◆ Aim of the exercise: Return every record below exactly as given.

◆ Information given:
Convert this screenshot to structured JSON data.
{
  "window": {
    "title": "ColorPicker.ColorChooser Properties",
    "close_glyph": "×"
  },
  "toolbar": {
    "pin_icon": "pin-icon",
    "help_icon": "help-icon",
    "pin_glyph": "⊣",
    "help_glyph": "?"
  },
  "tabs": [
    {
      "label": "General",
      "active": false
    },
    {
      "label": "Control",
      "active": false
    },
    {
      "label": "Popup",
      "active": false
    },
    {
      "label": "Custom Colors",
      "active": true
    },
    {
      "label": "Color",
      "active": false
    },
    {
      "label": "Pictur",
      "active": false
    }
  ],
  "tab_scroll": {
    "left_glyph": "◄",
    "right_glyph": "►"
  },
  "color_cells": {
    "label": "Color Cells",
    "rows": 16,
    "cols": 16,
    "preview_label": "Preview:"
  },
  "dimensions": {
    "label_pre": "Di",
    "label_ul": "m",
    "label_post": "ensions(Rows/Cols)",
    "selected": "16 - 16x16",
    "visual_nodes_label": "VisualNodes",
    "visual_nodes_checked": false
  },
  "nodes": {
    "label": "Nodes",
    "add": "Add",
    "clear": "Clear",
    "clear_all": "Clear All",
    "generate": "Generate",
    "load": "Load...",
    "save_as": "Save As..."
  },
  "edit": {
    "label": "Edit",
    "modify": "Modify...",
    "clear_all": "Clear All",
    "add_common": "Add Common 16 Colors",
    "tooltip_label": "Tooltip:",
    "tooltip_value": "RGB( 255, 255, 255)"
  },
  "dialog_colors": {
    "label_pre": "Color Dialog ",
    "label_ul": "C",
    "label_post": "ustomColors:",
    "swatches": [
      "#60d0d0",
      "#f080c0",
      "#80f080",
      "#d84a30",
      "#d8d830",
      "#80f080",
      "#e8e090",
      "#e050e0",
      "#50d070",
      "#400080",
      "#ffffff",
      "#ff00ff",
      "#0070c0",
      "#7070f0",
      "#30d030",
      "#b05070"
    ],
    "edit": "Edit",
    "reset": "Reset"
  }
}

◆ Exercise solution:
Convert this screenshot to structured JSON data.
{
  "window": {
    "title": "ColorPicker.ColorChooser Properties",
    "close_glyph": "×"
  },
  "toolbar": {
    "pin_icon": "pin-icon",
    "help_icon": "help-icon",
    "pin_glyph": "⊣",
    "help_glyph": "?"
  },
  "tabs": [
    {
      "label": "General",
      "active": false
    },
    {
      "label": "Control",
      "active": false
    },
    {
      "label": "Popup",
      "active": false
    },
    {
      "label": "Custom Colors",
      "active": true
    },
    {
      "label": "Color",
      "active": false
    },
    {
      "label": "Pictur",
      "active": false
    }
  ],
  "tab_scroll": {
    "left_glyph": "◄",
    "right_glyph": "►"
  },
  "color_cells": {
    "label": "Color Cells",
    "rows": 16,
    "cols": 16,
    "preview_label": "Preview:"
  },
  "dimensions": {
    "label_pre": "Di",
    "label_ul": "m",
    "label_post": "ensions(Rows/Cols)",
    "selected": "16 - 16x16",
    "visual_nodes_label": "VisualNodes",
    "visual_nodes_checked": false
  },
  "nodes": {
    "label": "Nodes",
    "add": "Add",
    "clear": "Clear",
    "clear_all": "Clear All",
    "generate": "Generate",
    "load": "Load...",
    "save_as": "Save As..."
  },
  "edit": {
    "label": "Edit",
    "modify": "Modify...",
    "clear_all": "Clear All",
    "add_common": "Add Common 16 Colors",
    "tooltip_label": "Tooltip:",
    "tooltip_value": "RGB( 255, 255, 255)"
  },
  "dialog_colors": {
    "label_pre": "Color Dialog ",
    "label_ul": "C",
    "label_post": "ustomColors:",
    "swatches": [
      "#60d0d0",
      "#f080c0",
      "#80f080",
      "#d84a30",
      "#d8d830",
      "#80f080",
      "#e8e090",
      "#e050e0",
      "#50d070",
      "#400080",
      "#ffffff",
      "#ff00ff",
      "#0070c0",
      "#7070f0",
      "#30d030",
      "#b05070"
    ],
    "edit": "Edit",
    "reset": "Reset"
  }
}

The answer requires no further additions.